The lines to be extracted begin at the line containing "Type out the text in this image." and end at the last line of the data below; copy them exactly and leave out the pictures.

Saved data entries:
◇ ◇ ◇ ◇ ◇

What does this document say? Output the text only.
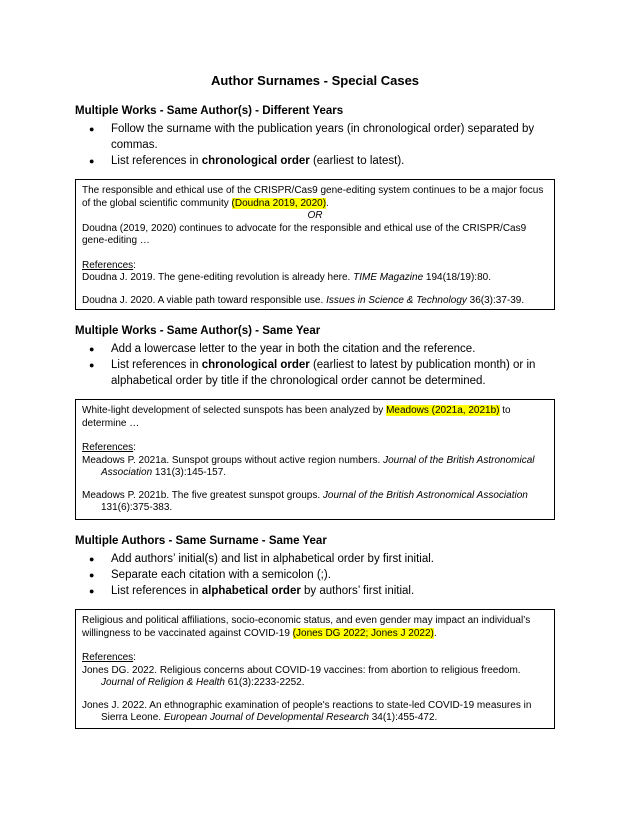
Author Surnames - Special Cases
Multiple Works - Same Author(s) - Different Years
● Follow the surname with the publication years (in chronological order) separated by commas.
● List references in chronological order (earliest to latest).

The responsible and ethical use of the CRISPR/Cas9 gene-editing system continues to be a major focus of the global scientific community (Doudna 2019, 2020).

OR

Doudna (2019, 2020) continues to advocate for the responsible and ethical use of the CRISPR/Cas9 gene-editing …

References:

Doudna J. 2019. The gene-editing revolution is already here. TIME Magazine 194(18/19):80.

Doudna J. 2020. A viable path toward responsible use. Issues in Science & Technology 36(3):37-39.

Multiple Works - Same Author(s) - Same Year
● Add a lowercase letter to the year in both the citation and the reference.
● List references in chronological order (earliest to latest by publication month) or in alphabetical order by title if the chronological order cannot be determined.

White-light development of selected sunspots has been analyzed by Meadows (2021a, 2021b) to determine …

References:

Meadows P. 2021a. Sunspot groups without active region numbers. Journal of the British Astronomical Association 131(3):145-157.

Meadows P. 2021b. The five greatest sunspot groups. Journal of the British Astronomical Association 131(6):375-383.

Multiple Authors - Same Surname - Same Year
● Add authors’ initial(s) and list in alphabetical order by first initial.
● Separate each citation with a semicolon (;).
● List references in alphabetical order by authors’ first initial.

Religious and political affiliations, socio-economic status, and even gender may impact an individual’s willingness to be vaccinated against COVID-19 (Jones DG 2022; Jones J 2022).

References:

Jones DG. 2022. Religious concerns about COVID-19 vaccines: from abortion to religious freedom. Journal of Religion & Health 61(3):2233-2252.

Jones J. 2022. An ethnographic examination of people's reactions to state-led COVID-19 measures in Sierra Leone. European Journal of Developmental Research 34(1):455-472.
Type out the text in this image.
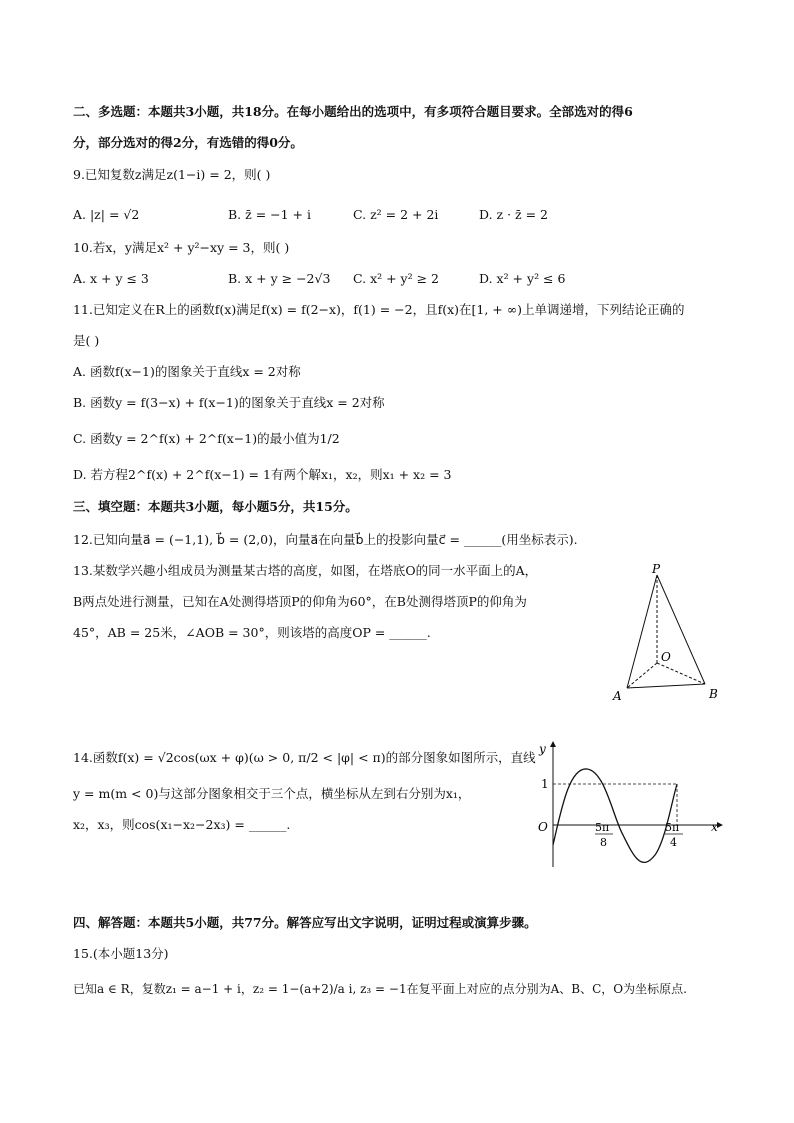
二、多选题：本题共3小题，共18分。在每小题给出的选项中，有多项符合题目要求。全部选对的得6
分，部分选对的得2分，有选错的得0分。
9.已知复数z满足z(1−i) = 2，则( )
A. |z| = √2	B. z̄ = −1 + i	C. z² = 2 + 2i	D. z · z̄ = 2
10.若x，y满足x² + y²−xy = 3，则( )
A. x + y ≤ 3	B. x + y ≥ −2√3 C. x² + y² ≥ 2	D. x² + y² ≤ 6
11.已知定义在R上的函数f(x)满足f(x) = f(2−x)，f(1) = −2，且f(x)在[1, + ∞)上单调递增，下列结论正确的
是( )
A. 函数f(x−1)的图象关于直线x = 2对称
B. 函数y = f(3−x) + f(x−1)的图象关于直线x = 2对称
C. 函数y = 2^f(x) + 2^f(x−1)的最小值为1/2
D. 若方程2^f(x) + 2^f(x−1) = 1有两个解x₁，x₂，则x₁ + x₂ = 3
三、填空题：本题共3小题，每小题5分，共15分。
12.已知向量a⃗ = (−1,1), b⃗ = (2,0)，向量a⃗在向量b⃗上的投影向量c⃗ = ______(用坐标表示).
13.某数学兴趣小组成员为测量某古塔的高度，如图，在塔底O的同一水平面上的A，
B两点处进行测量，已知在A处测得塔顶P的仰角为60°，在B处测得塔顶P的仰角为
45°，AB = 25米，∠AOB = 30°，则该塔的高度OP = ______.
P
O
A	B
14.函数f(x) = √2cos(ωx + φ)(ω > 0, π/2 < |φ| < π)的部分图象如图所示，直线
y = m(m < 0)与这部分图象相交于三个点，横坐标从左到右分别为x₁，
x₂，x₃，则cos(x₁−x₂−2x₃) = ______.
y
x
O
1
5π
8
5π
4
四、解答题：本题共5小题，共77分。解答应写出文字说明，证明过程或演算步骤。
15.(本小题13分)
已知a ∈ R，复数z₁ = a−1 + i，z₂ = 1−(a+2)/a i, z₃ = −1在复平面上对应的点分别为A、B、C，O为坐标原点.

◇ ◇ ◇ ◇ ◇

- Finished exercise -
Type out the text in this image.
二、多选题：本题共3小题，共18分。在每小题给出的选项中，有多项符合题目要求。全部选对的得6
分，部分选对的得2分，有选错的得0分。
9.已知复数z满足z(1−i) = 2，则( )
A. |z| = √2	B. z̄ = −1 + i	C. z² = 2 + 2i	D. z · z̄ = 2
10.若x，y满足x² + y²−xy = 3，则( )
A. x + y ≤ 3	B. x + y ≥ −2√3 C. x² + y² ≥ 2	D. x² + y² ≤ 6
11.已知定义在R上的函数f(x)满足f(x) = f(2−x)，f(1) = −2，且f(x)在[1, + ∞)上单调递增，下列结论正确的
是( )
A. 函数f(x−1)的图象关于直线x = 2对称
B. 函数y = f(3−x) + f(x−1)的图象关于直线x = 2对称
C. 函数y = 2^f(x) + 2^f(x−1)的最小值为1/2
D. 若方程2^f(x) + 2^f(x−1) = 1有两个解x₁，x₂，则x₁ + x₂ = 3
三、填空题：本题共3小题，每小题5分，共15分。
12.已知向量a⃗ = (−1,1), b⃗ = (2,0)，向量a⃗在向量b⃗上的投影向量c⃗ = ______(用坐标表示).
13.某数学兴趣小组成员为测量某古塔的高度，如图，在塔底O的同一水平面上的A，
B两点处进行测量，已知在A处测得塔顶P的仰角为60°，在B处测得塔顶P的仰角为
45°，AB = 25米，∠AOB = 30°，则该塔的高度OP = ______.
P
O
A	B
14.函数f(x) = √2cos(ωx + φ)(ω > 0, π/2 < |φ| < π)的部分图象如图所示，直线
y = m(m < 0)与这部分图象相交于三个点，横坐标从左到右分别为x₁，
x₂，x₃，则cos(x₁−x₂−2x₃) = ______.
y
x
O
1
5π
8
5π
4
四、解答题：本题共5小题，共77分。解答应写出文字说明，证明过程或演算步骤。
15.(本小题13分)
已知a ∈ R，复数z₁ = a−1 + i，z₂ = 1−(a+2)/a i, z₃ = −1在复平面上对应的点分别为A、B、C，O为坐标原点.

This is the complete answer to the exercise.